SET PROBLEM -> Images should be left out, and everything else in the listing reproduced exactly.
---------- DATA ENTRIES ----------
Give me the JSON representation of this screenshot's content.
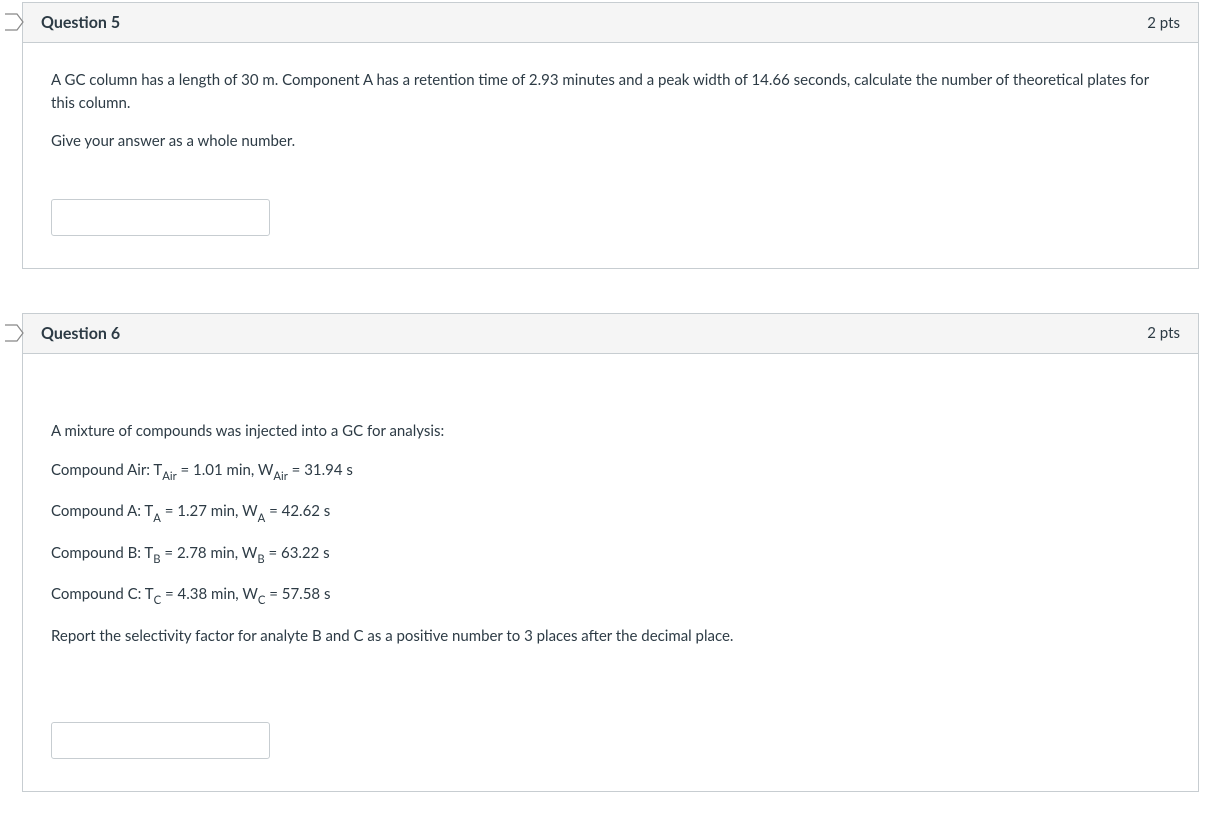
{
  "questions": [
    {
      "title": "Question 5",
      "points": "2 pts",
      "paragraphs": [
        "A GC column has a length of 30 m.  Component A has a retention time of 2.93 minutes and a peak width of 14.66 seconds, calculate the number of theoretical plates for this column.",
        "Give your answer as a whole number."
      ],
      "answer_value": ""
    },
    {
      "title": "Question 6",
      "points": "2 pts",
      "intro": "A mixture of compounds was injected into a GC for analysis:",
      "lines": {
        "air_prefix": "Compound Air: T",
        "air_sub1": "Air",
        "air_mid": " = 1.01 min, W",
        "air_sub2": "Air",
        "air_end": " = 31.94 s",
        "a_prefix": "Compound A:  T",
        "a_sub1": "A",
        "a_mid": " = 1.27 min, W",
        "a_sub2": "A",
        "a_end": " = 42.62 s",
        "b_prefix": "Compound B:  T",
        "b_sub1": "B",
        "b_mid": " = 2.78 min, W",
        "b_sub2": "B",
        "b_end": " = 63.22 s",
        "c_prefix": "Compound C:  T",
        "c_sub1": "C",
        "c_mid": " = 4.38 min, W",
        "c_sub2": "C",
        "c_end": " = 57.58 s"
      },
      "closing": "Report the selectivity factor for analyte B and C as a positive number to 3 places after the decimal place.",
      "answer_value": ""
    }
  ]
}
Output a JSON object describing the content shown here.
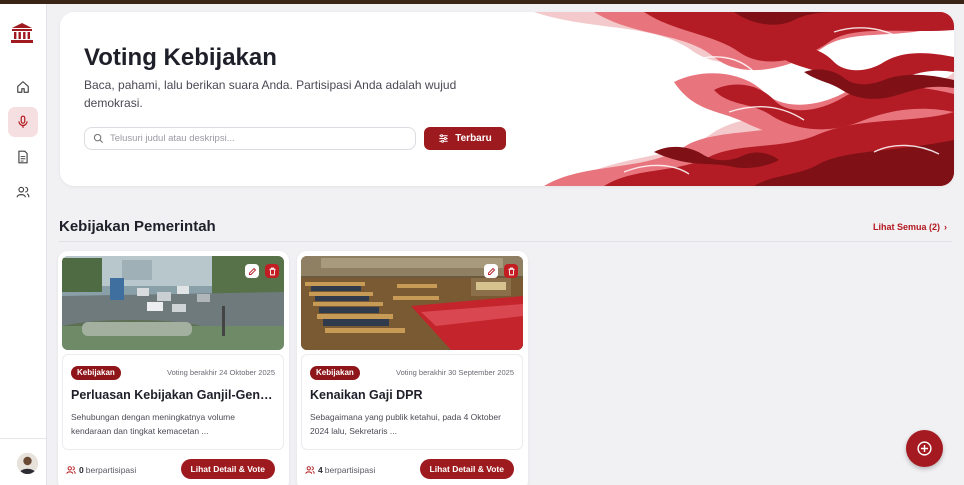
{
  "sidebar": {
    "logo_icon": "parliament-building-icon",
    "items": [
      {
        "name": "home",
        "icon": "home-icon",
        "active": false
      },
      {
        "name": "voting",
        "icon": "microphone-icon",
        "active": true
      },
      {
        "name": "documents",
        "icon": "document-icon",
        "active": false
      },
      {
        "name": "users",
        "icon": "users-icon",
        "active": false
      }
    ],
    "avatar_icon": "user-avatar"
  },
  "hero": {
    "title": "Voting Kebijakan",
    "subtitle": "Baca, pahami, lalu berikan suara Anda. Partisipasi Anda adalah wujud demokrasi.",
    "search_placeholder": "Telusuri judul atau deskripsi...",
    "sort_label": "Terbaru"
  },
  "section": {
    "title": "Kebijakan Pemerintah",
    "see_all": "Lihat Semua (2)"
  },
  "cards": [
    {
      "badge": "Kebijakan",
      "deadline": "Voting berakhir 24 Oktober 2025",
      "title": "Perluasan Kebijakan Ganjil-Genap ...",
      "description": "Sehubungan dengan meningkatnya volume kendaraan dan tingkat kemacetan ...",
      "participants_count": "0",
      "participants_label": "berpartisipasi",
      "button": "Lihat Detail & Vote"
    },
    {
      "badge": "Kebijakan",
      "deadline": "Voting berakhir 30 September 2025",
      "title": "Kenaikan Gaji DPR",
      "description": "Sebagaimana yang publik ketahui, pada 4 Oktober 2024 lalu, Sekretaris ...",
      "participants_count": "4",
      "participants_label": "berpartisipasi",
      "button": "Lihat Detail & Vote"
    }
  ],
  "colors": {
    "primary": "#9d1b1f",
    "badge": "#8e1519",
    "active_nav_bg": "#f6dfe0",
    "background": "#f1f1f4"
  }
}
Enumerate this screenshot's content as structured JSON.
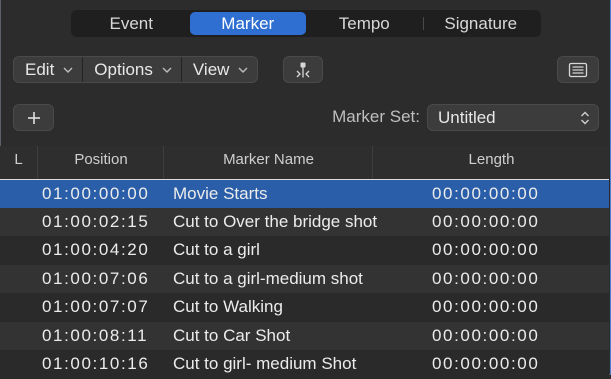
{
  "tabs": [
    {
      "label": "Event",
      "active": false
    },
    {
      "label": "Marker",
      "active": true
    },
    {
      "label": "Tempo",
      "active": false
    },
    {
      "label": "Signature",
      "active": false
    }
  ],
  "toolbar": {
    "edit_label": "Edit",
    "options_label": "Options",
    "view_label": "View",
    "filter_icon": "marker-filter-icon",
    "list_icon": "list-view-icon"
  },
  "marker_set": {
    "add_icon": "plus-icon",
    "label": "Marker Set:",
    "value": "Untitled"
  },
  "table": {
    "headers": {
      "lock": "L",
      "position": "Position",
      "name": "Marker Name",
      "length": "Length"
    },
    "rows": [
      {
        "position": "01:00:00:00",
        "name": "Movie Starts",
        "length": "00:00:00:00",
        "selected": true
      },
      {
        "position": "01:00:02:15",
        "name": "Cut to Over the bridge shot",
        "length": "00:00:00:00",
        "selected": false
      },
      {
        "position": "01:00:04:20",
        "name": "Cut to a girl",
        "length": "00:00:00:00",
        "selected": false
      },
      {
        "position": "01:00:07:06",
        "name": "Cut to a girl-medium shot",
        "length": "00:00:00:00",
        "selected": false
      },
      {
        "position": "01:00:07:07",
        "name": "Cut to Walking",
        "length": "00:00:00:00",
        "selected": false
      },
      {
        "position": "01:00:08:11",
        "name": "Cut to Car Shot",
        "length": "00:00:00:00",
        "selected": false
      },
      {
        "position": "01:00:10:16",
        "name": "Cut to girl- medium Shot",
        "length": "00:00:00:00",
        "selected": false
      }
    ]
  },
  "colors": {
    "accent": "#2f6fd1",
    "selection": "#2a5ea8",
    "background": "#2c2c2c"
  }
}
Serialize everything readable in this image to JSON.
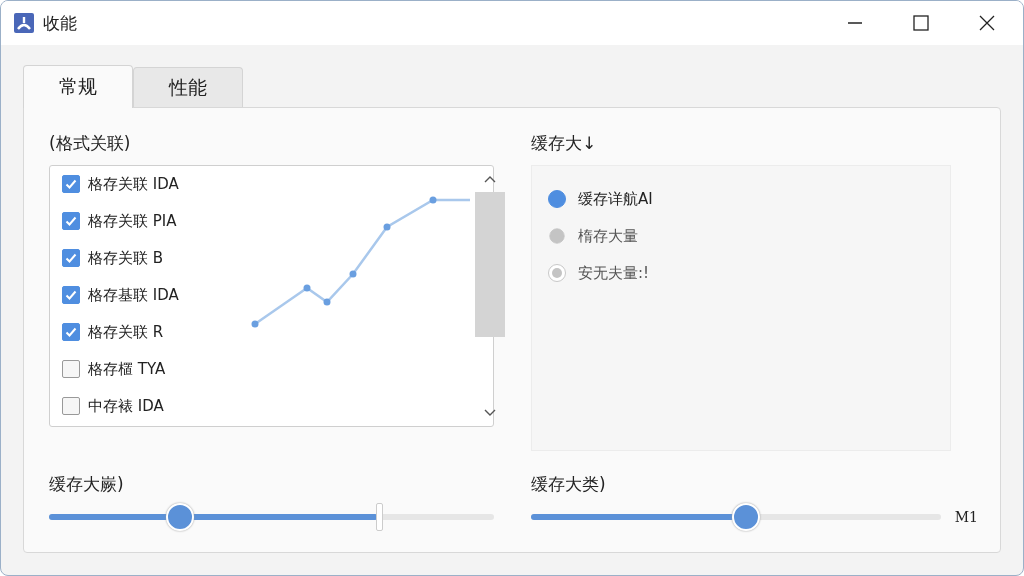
{
  "window": {
    "title": "收能"
  },
  "tabs": [
    {
      "label": "常规",
      "selected": true
    },
    {
      "label": "性能",
      "selected": false
    }
  ],
  "left": {
    "heading": "(格式关联)",
    "items": [
      {
        "label": "格存关联 IDA",
        "checked": true
      },
      {
        "label": "格存关联 PIA",
        "checked": true
      },
      {
        "label": "格存关联 B",
        "checked": true
      },
      {
        "label": "格存基联 IDA",
        "checked": true
      },
      {
        "label": "格存关联 R",
        "checked": true
      },
      {
        "label": "格存㯰 TYA",
        "checked": false
      },
      {
        "label": "中存裱 IDA",
        "checked": false
      }
    ]
  },
  "right": {
    "heading": "缓存大↓",
    "options": [
      {
        "label": "缓存详航AI",
        "selected": true,
        "disabled": false
      },
      {
        "label": "楕存大量",
        "selected": false,
        "disabled": true
      },
      {
        "label": "安无夫量:!",
        "selected": true,
        "disabled": true
      }
    ]
  },
  "sliders": [
    {
      "label": "缓存大嶡)",
      "handles": [
        {
          "level": 0.29
        },
        {
          "level": 0.74
        }
      ]
    },
    {
      "label": "缓存大类)",
      "handles": [
        {
          "level": 0.52
        }
      ],
      "reading": "M1"
    }
  ]
}
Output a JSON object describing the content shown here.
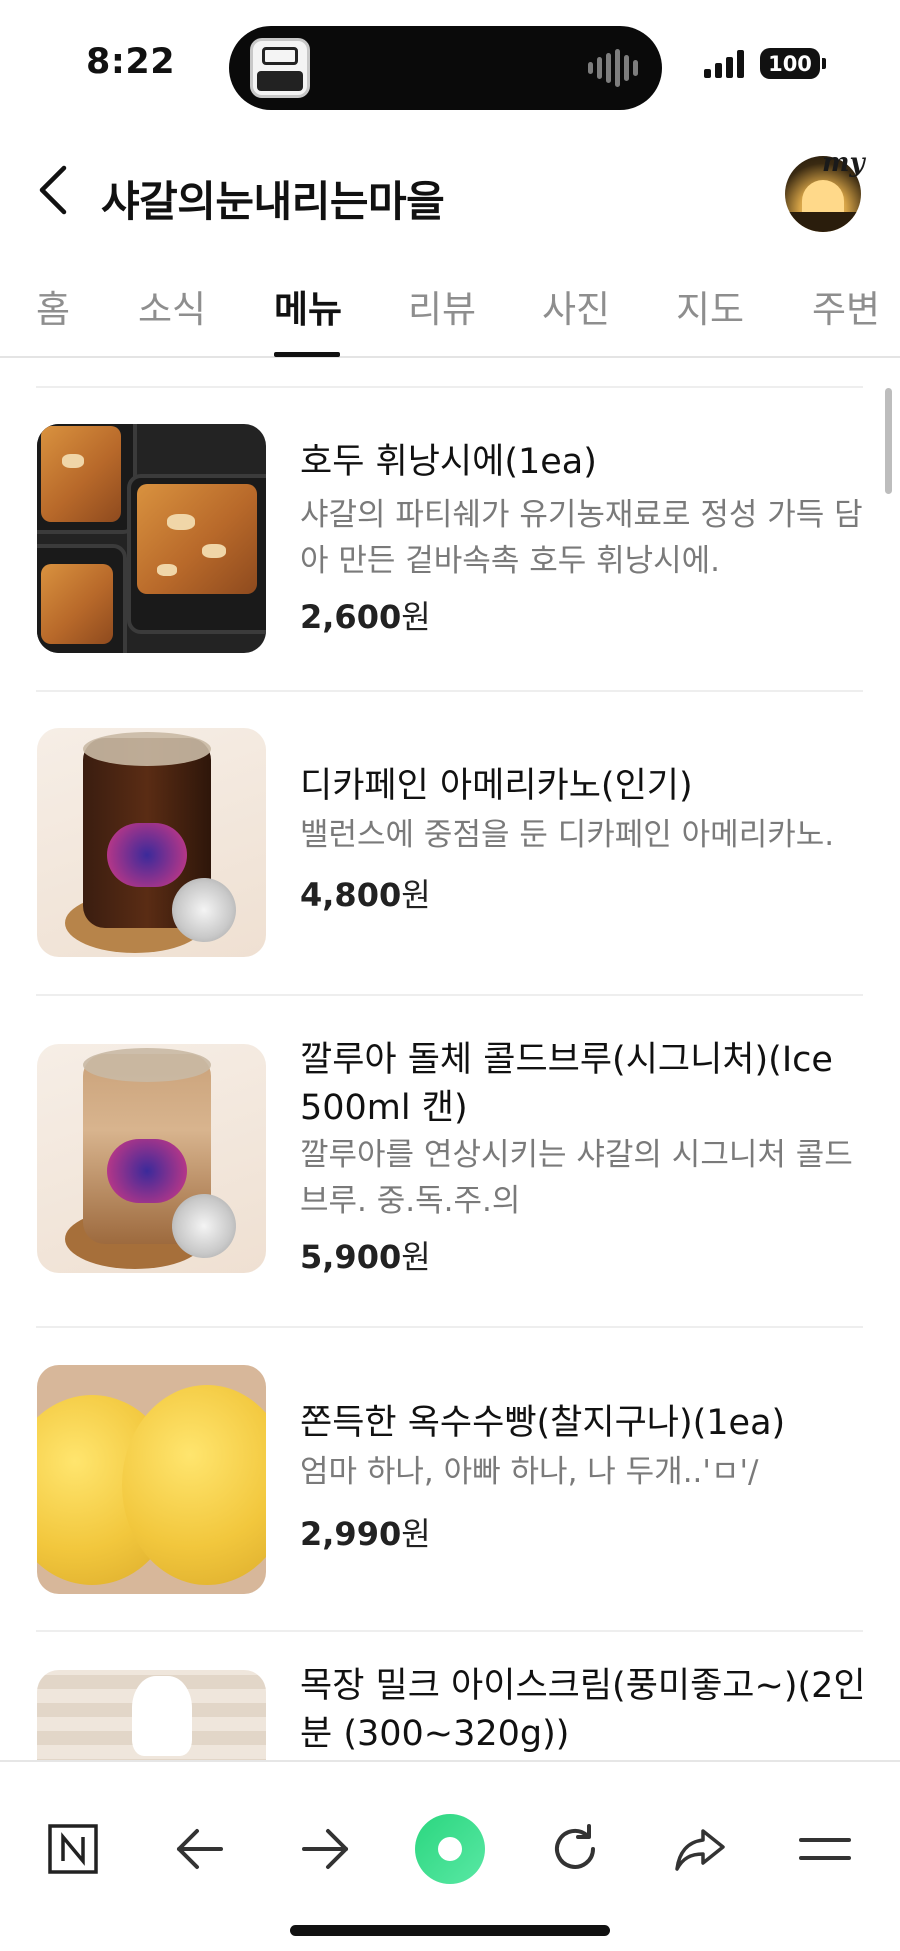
----------
WORKED ANSWER ->
Give me the JSON representation of this screenshot's content.
{
  "questions": [
    {
      "title": "Question 5",
      "points": "2 pts",
      "paragraphs": [
        "A GC column has a length of 30 m.  Component A has a retention time of 2.93 minutes and a peak width of 14.66 seconds, calculate the number of theoretical plates for this column.",
        "Give your answer as a whole number."
      ],
      "answer_value": ""
    },
    {
      "title": "Question 6",
      "points": "2 pts",
      "intro": "A mixture of compounds was injected into a GC for analysis:",
      "lines": {
        "air_prefix": "Compound Air: T",
        "air_sub1": "Air",
        "air_mid": " = 1.01 min, W",
        "air_sub2": "Air",
        "air_end": " = 31.94 s",
        "a_prefix": "Compound A:  T",
        "a_sub1": "A",
        "a_mid": " = 1.27 min, W",
        "a_sub2": "A",
        "a_end": " = 42.62 s",
        "b_prefix": "Compound B:  T",
        "b_sub1": "B",
        "b_mid": " = 2.78 min, W",
        "b_sub2": "B",
        "b_end": " = 63.22 s",
        "c_prefix": "Compound C:  T",
        "c_sub1": "C",
        "c_mid": " = 4.38 min, W",
        "c_sub2": "C",
        "c_end": " = 57.58 s"
      },
      "closing": "Report the selectivity factor for analyte B and C as a positive number to 3 places after the decimal place.",
      "answer_value": ""
    }
  ]
}
Output a JSON object describing the content shown here.
{
  "sidebar": {
    "logo_icon": "parliament-building-icon",
    "items": [
      {
        "name": "home",
        "icon": "home-icon",
        "active": false
      },
      {
        "name": "voting",
        "icon": "microphone-icon",
        "active": true
      },
      {
        "name": "documents",
        "icon": "document-icon",
        "active": false
      },
      {
        "name": "users",
        "icon": "users-icon",
        "active": false
      }
    ],
    "avatar_icon": "user-avatar"
  },
  "hero": {
    "title": "Voting Kebijakan",
    "subtitle": "Baca, pahami, lalu berikan suara Anda. Partisipasi Anda adalah wujud demokrasi.",
    "search_placeholder": "Telusuri judul atau deskripsi...",
    "sort_label": "Terbaru"
  },
  "section": {
    "title": "Kebijakan Pemerintah",
    "see_all": "Lihat Semua (2)"
  },
  "cards": [
    {
      "badge": "Kebijakan",
      "deadline": "Voting berakhir 24 Oktober 2025",
      "title": "Perluasan Kebijakan Ganjil-Genap ...",
      "description": "Sehubungan dengan meningkatnya volume kendaraan dan tingkat kemacetan ...",
      "participants_count": "0",
      "participants_label": "berpartisipasi",
      "button": "Lihat Detail & Vote"
    },
    {
      "badge": "Kebijakan",
      "deadline": "Voting berakhir 30 September 2025",
      "title": "Kenaikan Gaji DPR",
      "description": "Sebagaimana yang publik ketahui, pada 4 Oktober 2024 lalu, Sekretaris ...",
      "participants_count": "4",
      "participants_label": "berpartisipasi",
      "button": "Lihat Detail & Vote"
    }
  ],
  "colors": {
    "primary": "#9d1b1f",
    "badge": "#8e1519",
    "active_nav_bg": "#f6dfe0",
    "background": "#f1f1f4"
  }
}
Enumerate this screenshot's content as structured JSON.
{
  "tabs": [
    {
      "label": "Event",
      "active": false
    },
    {
      "label": "Marker",
      "active": true
    },
    {
      "label": "Tempo",
      "active": false
    },
    {
      "label": "Signature",
      "active": false
    }
  ],
  "toolbar": {
    "edit_label": "Edit",
    "options_label": "Options",
    "view_label": "View",
    "filter_icon": "marker-filter-icon",
    "list_icon": "list-view-icon"
  },
  "marker_set": {
    "add_icon": "plus-icon",
    "label": "Marker Set:",
    "value": "Untitled"
  },
  "table": {
    "headers": {
      "lock": "L",
      "position": "Position",
      "name": "Marker Name",
      "length": "Length"
    },
    "rows": [
      {
        "position": "01:00:00:00",
        "name": "Movie Starts",
        "length": "00:00:00:00",
        "selected": true
      },
      {
        "position": "01:00:02:15",
        "name": "Cut to Over the bridge shot",
        "length": "00:00:00:00",
        "selected": false
      },
      {
        "position": "01:00:04:20",
        "name": "Cut to a girl",
        "length": "00:00:00:00",
        "selected": false
      },
      {
        "position": "01:00:07:06",
        "name": "Cut to a girl-medium shot",
        "length": "00:00:00:00",
        "selected": false
      },
      {
        "position": "01:00:07:07",
        "name": "Cut to Walking",
        "length": "00:00:00:00",
        "selected": false
      },
      {
        "position": "01:00:08:11",
        "name": "Cut to Car Shot",
        "length": "00:00:00:00",
        "selected": false
      },
      {
        "position": "01:00:10:16",
        "name": "Cut to girl- medium Shot",
        "length": "00:00:00:00",
        "selected": false
      }
    ]
  },
  "colors": {
    "accent": "#2f6fd1",
    "selection": "#2a5ea8",
    "background": "#2c2c2c"
  }
}
Serialize everything readable in this image to JSON.
{
  "window": {
    "title": "收能"
  },
  "tabs": [
    {
      "label": "常规",
      "selected": true
    },
    {
      "label": "性能",
      "selected": false
    }
  ],
  "left": {
    "heading": "(格式关联)",
    "items": [
      {
        "label": "格存关联 IDA",
        "checked": true
      },
      {
        "label": "格存关联 PIA",
        "checked": true
      },
      {
        "label": "格存关联 B",
        "checked": true
      },
      {
        "label": "格存基联 IDA",
        "checked": true
      },
      {
        "label": "格存关联 R",
        "checked": true
      },
      {
        "label": "格存㯰 TYA",
        "checked": false
      },
      {
        "label": "中存裱 IDA",
        "checked": false
      }
    ]
  },
  "right": {
    "heading": "缓存大↓",
    "options": [
      {
        "label": "缓存详航AI",
        "selected": true,
        "disabled": false
      },
      {
        "label": "楕存大量",
        "selected": false,
        "disabled": true
      },
      {
        "label": "安无夫量:!",
        "selected": true,
        "disabled": true
      }
    ]
  },
  "sliders": [
    {
      "label": "缓存大嶡)",
      "handles": [
        {
          "level": 0.29
        },
        {
          "level": 0.74
        }
      ]
    },
    {
      "label": "缓存大类)",
      "handles": [
        {
          "level": 0.52
        }
      ],
      "reading": "M1"
    }
  ]
}
Output a JSON object describing the content shown here.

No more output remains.